Required work ▸ In the entries below, find the lines with the word "circ" and copy them.

Entries from a dataset ▸
^^^^

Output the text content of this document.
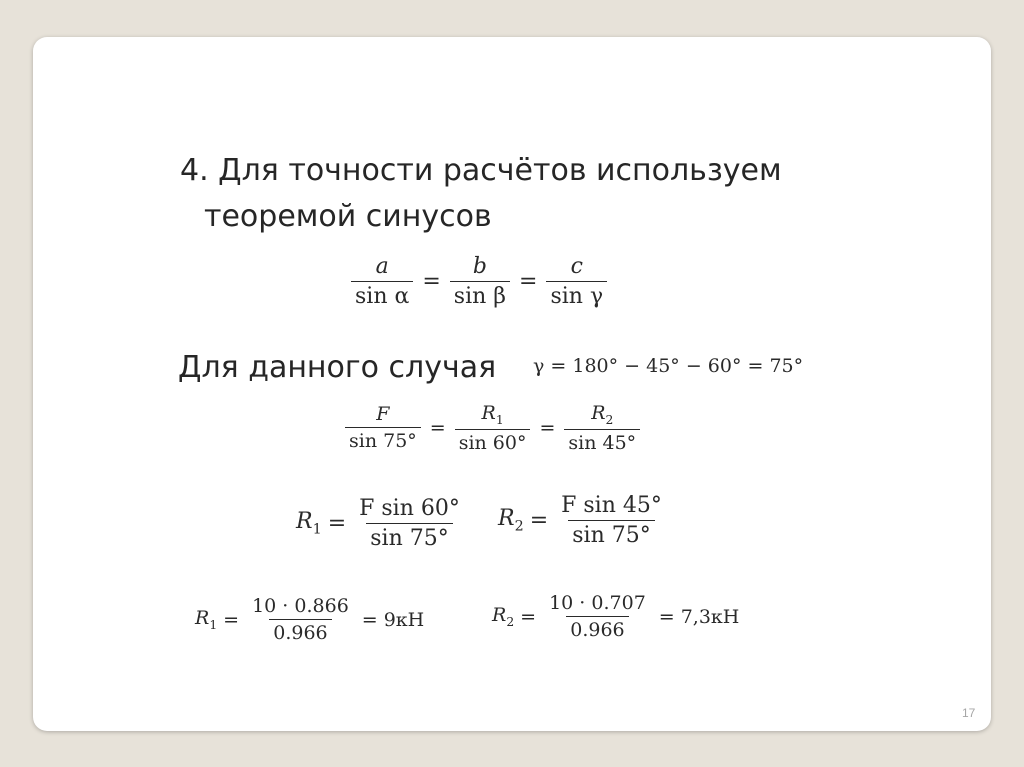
4. Для точности расчётов используем
теоремой синусов
$\frac{a}{\text{sin α}} = \frac{b}{\text{sin β}} = \frac{c}{\text{sin γ}}$
Для данного случая γ = 180° − 45° − 60° = 75°
$\frac{F}{\sin 75^\circ} = \frac{R_1}{\sin 60^\circ} = \frac{R_2}{\sin 45^\circ}$
$R_1 = \frac{\text{F sin 60°}}{\sin 75^\circ} R_2 = \frac{\text{F sin 45°}}{\sin 75^\circ}$
$R_1 = \frac{10 \cdot 0.866}{0.966} = 9кН$	$R_2 = \frac{10 \cdot 0.707}{0.966} = 7,3кН$
17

^^^^

Exercise solution ▸
$\frac{F}{\sin 75^\circ} = \frac{R_1}{\sin 60^\circ} = \frac{R_2}{\sin 45^\circ}$
$R_1 = \frac{\text{F sin 60°}}{\sin 75^\circ} R_2 = \frac{\text{F sin 45°}}{\sin 75^\circ}$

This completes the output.